TASK PROMPT -> Below is a set of records. Repeat all of them exactly.

SUPPLIED INFORMATION ->
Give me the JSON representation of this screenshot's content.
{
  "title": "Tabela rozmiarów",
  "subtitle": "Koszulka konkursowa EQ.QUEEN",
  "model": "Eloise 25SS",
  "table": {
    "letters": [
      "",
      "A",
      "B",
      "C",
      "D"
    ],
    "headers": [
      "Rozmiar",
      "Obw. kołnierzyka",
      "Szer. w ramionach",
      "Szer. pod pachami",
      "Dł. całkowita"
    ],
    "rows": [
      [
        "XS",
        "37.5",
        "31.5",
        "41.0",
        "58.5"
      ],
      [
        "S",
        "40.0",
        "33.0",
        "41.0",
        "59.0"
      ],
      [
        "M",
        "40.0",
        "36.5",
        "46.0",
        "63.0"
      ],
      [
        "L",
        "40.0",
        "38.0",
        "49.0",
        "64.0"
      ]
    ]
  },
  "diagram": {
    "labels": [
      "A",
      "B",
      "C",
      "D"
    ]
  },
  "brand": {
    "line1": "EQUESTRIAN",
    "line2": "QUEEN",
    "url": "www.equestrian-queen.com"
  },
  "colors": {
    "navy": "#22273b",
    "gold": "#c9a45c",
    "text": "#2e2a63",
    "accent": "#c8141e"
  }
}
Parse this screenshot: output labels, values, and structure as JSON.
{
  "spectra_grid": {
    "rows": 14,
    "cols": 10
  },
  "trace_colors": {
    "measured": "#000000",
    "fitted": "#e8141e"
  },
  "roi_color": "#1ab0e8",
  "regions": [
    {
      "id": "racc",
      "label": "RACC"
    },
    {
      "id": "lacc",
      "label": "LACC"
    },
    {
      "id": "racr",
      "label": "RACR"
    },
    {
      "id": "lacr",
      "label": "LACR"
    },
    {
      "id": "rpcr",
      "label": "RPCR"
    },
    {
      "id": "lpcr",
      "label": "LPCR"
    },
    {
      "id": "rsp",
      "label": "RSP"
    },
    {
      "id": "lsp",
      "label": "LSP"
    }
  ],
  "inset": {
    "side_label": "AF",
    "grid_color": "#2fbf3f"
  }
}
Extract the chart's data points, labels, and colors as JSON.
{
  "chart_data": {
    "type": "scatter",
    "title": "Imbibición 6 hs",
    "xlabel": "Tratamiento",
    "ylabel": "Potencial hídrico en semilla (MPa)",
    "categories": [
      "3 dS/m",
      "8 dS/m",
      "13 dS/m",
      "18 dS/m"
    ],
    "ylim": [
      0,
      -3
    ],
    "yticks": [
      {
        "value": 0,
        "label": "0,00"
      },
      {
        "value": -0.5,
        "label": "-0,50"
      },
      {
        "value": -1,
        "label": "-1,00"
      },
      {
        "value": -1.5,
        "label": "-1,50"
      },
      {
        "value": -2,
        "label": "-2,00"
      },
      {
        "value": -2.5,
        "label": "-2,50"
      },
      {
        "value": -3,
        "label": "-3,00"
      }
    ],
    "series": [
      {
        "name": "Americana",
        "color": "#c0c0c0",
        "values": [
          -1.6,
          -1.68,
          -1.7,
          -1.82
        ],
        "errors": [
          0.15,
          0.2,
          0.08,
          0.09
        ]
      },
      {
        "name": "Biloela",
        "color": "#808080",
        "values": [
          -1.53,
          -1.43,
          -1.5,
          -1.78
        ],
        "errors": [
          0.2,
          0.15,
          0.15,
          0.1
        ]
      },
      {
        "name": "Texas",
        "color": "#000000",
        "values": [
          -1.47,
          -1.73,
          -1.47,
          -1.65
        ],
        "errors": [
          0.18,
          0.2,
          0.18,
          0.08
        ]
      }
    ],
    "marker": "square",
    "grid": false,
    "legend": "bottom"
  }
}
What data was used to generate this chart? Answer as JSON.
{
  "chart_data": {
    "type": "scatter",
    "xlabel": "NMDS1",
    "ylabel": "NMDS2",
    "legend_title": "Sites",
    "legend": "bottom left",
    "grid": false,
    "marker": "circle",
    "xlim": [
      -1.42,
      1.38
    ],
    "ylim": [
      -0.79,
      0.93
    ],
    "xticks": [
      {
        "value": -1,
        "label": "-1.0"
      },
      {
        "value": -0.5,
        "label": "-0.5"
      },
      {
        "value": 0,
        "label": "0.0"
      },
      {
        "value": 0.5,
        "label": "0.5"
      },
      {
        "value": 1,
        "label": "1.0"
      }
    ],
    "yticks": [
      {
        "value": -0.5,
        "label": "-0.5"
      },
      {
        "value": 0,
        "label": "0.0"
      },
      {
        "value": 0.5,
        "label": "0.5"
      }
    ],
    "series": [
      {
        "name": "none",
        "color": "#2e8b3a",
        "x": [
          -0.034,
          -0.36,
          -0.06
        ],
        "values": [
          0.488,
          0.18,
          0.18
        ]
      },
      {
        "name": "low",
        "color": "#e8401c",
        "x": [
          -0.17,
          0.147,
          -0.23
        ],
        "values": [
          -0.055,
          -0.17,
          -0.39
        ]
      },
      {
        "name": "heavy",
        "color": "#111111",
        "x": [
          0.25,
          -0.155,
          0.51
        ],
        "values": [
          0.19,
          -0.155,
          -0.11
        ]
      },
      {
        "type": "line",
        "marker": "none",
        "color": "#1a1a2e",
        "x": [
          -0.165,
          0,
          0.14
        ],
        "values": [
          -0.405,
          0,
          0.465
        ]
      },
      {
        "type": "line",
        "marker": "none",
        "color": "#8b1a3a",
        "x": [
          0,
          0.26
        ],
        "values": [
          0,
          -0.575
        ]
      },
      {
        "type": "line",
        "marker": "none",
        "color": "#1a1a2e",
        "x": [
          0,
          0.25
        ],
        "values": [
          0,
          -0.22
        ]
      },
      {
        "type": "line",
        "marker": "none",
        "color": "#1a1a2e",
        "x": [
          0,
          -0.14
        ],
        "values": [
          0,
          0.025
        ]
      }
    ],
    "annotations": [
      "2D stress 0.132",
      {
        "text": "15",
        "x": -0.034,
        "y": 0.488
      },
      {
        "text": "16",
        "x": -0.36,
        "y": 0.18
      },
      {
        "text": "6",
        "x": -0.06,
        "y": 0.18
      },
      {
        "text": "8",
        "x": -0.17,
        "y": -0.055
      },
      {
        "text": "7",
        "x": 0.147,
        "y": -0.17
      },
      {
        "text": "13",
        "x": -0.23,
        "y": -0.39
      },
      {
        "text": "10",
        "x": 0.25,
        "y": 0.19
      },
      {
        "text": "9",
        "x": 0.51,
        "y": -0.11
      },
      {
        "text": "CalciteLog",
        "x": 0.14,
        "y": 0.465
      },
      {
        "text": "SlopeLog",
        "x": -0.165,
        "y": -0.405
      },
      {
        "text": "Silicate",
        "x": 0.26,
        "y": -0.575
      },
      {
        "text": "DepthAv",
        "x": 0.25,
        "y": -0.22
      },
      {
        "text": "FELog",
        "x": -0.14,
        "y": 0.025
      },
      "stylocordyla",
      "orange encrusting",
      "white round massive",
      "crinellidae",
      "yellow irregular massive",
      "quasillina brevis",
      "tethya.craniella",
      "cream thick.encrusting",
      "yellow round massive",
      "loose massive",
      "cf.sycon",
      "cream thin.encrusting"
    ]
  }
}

EXERCISE RESPONSE ->
Give me the JSON representation of this screenshot's content.
{
  "title": "Tabela rozmiarów",
  "subtitle": "Koszulka konkursowa EQ.QUEEN",
  "model": "Eloise 25SS",
  "table": {
    "letters": [
      "",
      "A",
      "B",
      "C",
      "D"
    ],
    "headers": [
      "Rozmiar",
      "Obw. kołnierzyka",
      "Szer. w ramionach",
      "Szer. pod pachami",
      "Dł. całkowita"
    ],
    "rows": [
      [
        "XS",
        "37.5",
        "31.5",
        "41.0",
        "58.5"
      ],
      [
        "S",
        "40.0",
        "33.0",
        "41.0",
        "59.0"
      ],
      [
        "M",
        "40.0",
        "36.5",
        "46.0",
        "63.0"
      ],
      [
        "L",
        "40.0",
        "38.0",
        "49.0",
        "64.0"
      ]
    ]
  },
  "diagram": {
    "labels": [
      "A",
      "B",
      "C",
      "D"
    ]
  },
  "brand": {
    "line1": "EQUESTRIAN",
    "line2": "QUEEN",
    "url": "www.equestrian-queen.com"
  },
  "colors": {
    "navy": "#22273b",
    "gold": "#c9a45c",
    "text": "#2e2a63",
    "accent": "#c8141e"
  }
}
Parse this screenshot: output labels, values, and structure as JSON.
{
  "spectra_grid": {
    "rows": 14,
    "cols": 10
  },
  "trace_colors": {
    "measured": "#000000",
    "fitted": "#e8141e"
  },
  "roi_color": "#1ab0e8",
  "regions": [
    {
      "id": "racc",
      "label": "RACC"
    },
    {
      "id": "lacc",
      "label": "LACC"
    },
    {
      "id": "racr",
      "label": "RACR"
    },
    {
      "id": "lacr",
      "label": "LACR"
    },
    {
      "id": "rpcr",
      "label": "RPCR"
    },
    {
      "id": "lpcr",
      "label": "LPCR"
    },
    {
      "id": "rsp",
      "label": "RSP"
    },
    {
      "id": "lsp",
      "label": "LSP"
    }
  ],
  "inset": {
    "side_label": "AF",
    "grid_color": "#2fbf3f"
  }
}
Extract the chart's data points, labels, and colors as JSON.
{
  "chart_data": {
    "type": "scatter",
    "title": "Imbibición 6 hs",
    "xlabel": "Tratamiento",
    "ylabel": "Potencial hídrico en semilla (MPa)",
    "categories": [
      "3 dS/m",
      "8 dS/m",
      "13 dS/m",
      "18 dS/m"
    ],
    "ylim": [
      0,
      -3
    ],
    "yticks": [
      {
        "value": 0,
        "label": "0,00"
      },
      {
        "value": -0.5,
        "label": "-0,50"
      },
      {
        "value": -1,
        "label": "-1,00"
      },
      {
        "value": -1.5,
        "label": "-1,50"
      },
      {
        "value": -2,
        "label": "-2,00"
      },
      {
        "value": -2.5,
        "label": "-2,50"
      },
      {
        "value": -3,
        "label": "-3,00"
      }
    ],
    "series": [
      {
        "name": "Americana",
        "color": "#c0c0c0",
        "values": [
          -1.6,
          -1.68,
          -1.7,
          -1.82
        ],
        "errors": [
          0.15,
          0.2,
          0.08,
          0.09
        ]
      },
      {
        "name": "Biloela",
        "color": "#808080",
        "values": [
          -1.53,
          -1.43,
          -1.5,
          -1.78
        ],
        "errors": [
          0.2,
          0.15,
          0.15,
          0.1
        ]
      },
      {
        "name": "Texas",
        "color": "#000000",
        "values": [
          -1.47,
          -1.73,
          -1.47,
          -1.65
        ],
        "errors": [
          0.18,
          0.2,
          0.18,
          0.08
        ]
      }
    ],
    "marker": "square",
    "grid": false,
    "legend": "bottom"
  }
}
What data was used to generate this chart? Answer as JSON.
{
  "chart_data": {
    "type": "scatter",
    "xlabel": "NMDS1",
    "ylabel": "NMDS2",
    "legend_title": "Sites",
    "legend": "bottom left",
    "grid": false,
    "marker": "circle",
    "xlim": [
      -1.42,
      1.38
    ],
    "ylim": [
      -0.79,
      0.93
    ],
    "xticks": [
      {
        "value": -1,
        "label": "-1.0"
      },
      {
        "value": -0.5,
        "label": "-0.5"
      },
      {
        "value": 0,
        "label": "0.0"
      },
      {
        "value": 0.5,
        "label": "0.5"
      },
      {
        "value": 1,
        "label": "1.0"
      }
    ],
    "yticks": [
      {
        "value": -0.5,
        "label": "-0.5"
      },
      {
        "value": 0,
        "label": "0.0"
      },
      {
        "value": 0.5,
        "label": "0.5"
      }
    ],
    "series": [
      {
        "name": "none",
        "color": "#2e8b3a",
        "x": [
          -0.034,
          -0.36,
          -0.06
        ],
        "values": [
          0.488,
          0.18,
          0.18
        ]
      },
      {
        "name": "low",
        "color": "#e8401c",
        "x": [
          -0.17,
          0.147,
          -0.23
        ],
        "values": [
          -0.055,
          -0.17,
          -0.39
        ]
      },
      {
        "name": "heavy",
        "color": "#111111",
        "x": [
          0.25,
          -0.155,
          0.51
        ],
        "values": [
          0.19,
          -0.155,
          -0.11
        ]
      },
      {
        "type": "line",
        "marker": "none",
        "color": "#1a1a2e",
        "x": [
          -0.165,
          0,
          0.14
        ],
        "values": [
          -0.405,
          0,
          0.465
        ]
      },
      {
        "type": "line",
        "marker": "none",
        "color": "#8b1a3a",
        "x": [
          0,
          0.26
        ],
        "values": [
          0,
          -0.575
        ]
      },
      {
        "type": "line",
        "marker": "none",
        "color": "#1a1a2e",
        "x": [
          0,
          0.25
        ],
        "values": [
          0,
          -0.22
        ]
      },
      {
        "type": "line",
        "marker": "none",
        "color": "#1a1a2e",
        "x": [
          0,
          -0.14
        ],
        "values": [
          0,
          0.025
        ]
      }
    ],
    "annotations": [
      "2D stress 0.132",
      {
        "text": "15",
        "x": -0.034,
        "y": 0.488
      },
      {
        "text": "16",
        "x": -0.36,
        "y": 0.18
      },
      {
        "text": "6",
        "x": -0.06,
        "y": 0.18
      },
      {
        "text": "8",
        "x": -0.17,
        "y": -0.055
      },
      {
        "text": "7",
        "x": 0.147,
        "y": -0.17
      },
      {
        "text": "13",
        "x": -0.23,
        "y": -0.39
      },
      {
        "text": "10",
        "x": 0.25,
        "y": 0.19
      },
      {
        "text": "9",
        "x": 0.51,
        "y": -0.11
      },
      {
        "text": "CalciteLog",
        "x": 0.14,
        "y": 0.465
      },
      {
        "text": "SlopeLog",
        "x": -0.165,
        "y": -0.405
      },
      {
        "text": "Silicate",
        "x": 0.26,
        "y": -0.575
      },
      {
        "text": "DepthAv",
        "x": 0.25,
        "y": -0.22
      },
      {
        "text": "FELog",
        "x": -0.14,
        "y": 0.025
      },
      "stylocordyla",
      "orange encrusting",
      "white round massive",
      "crinellidae",
      "yellow irregular massive",
      "quasillina brevis",
      "tethya.craniella",
      "cream thick.encrusting",
      "yellow round massive",
      "loose massive",
      "cf.sycon",
      "cream thin.encrusting"
    ]
  }
}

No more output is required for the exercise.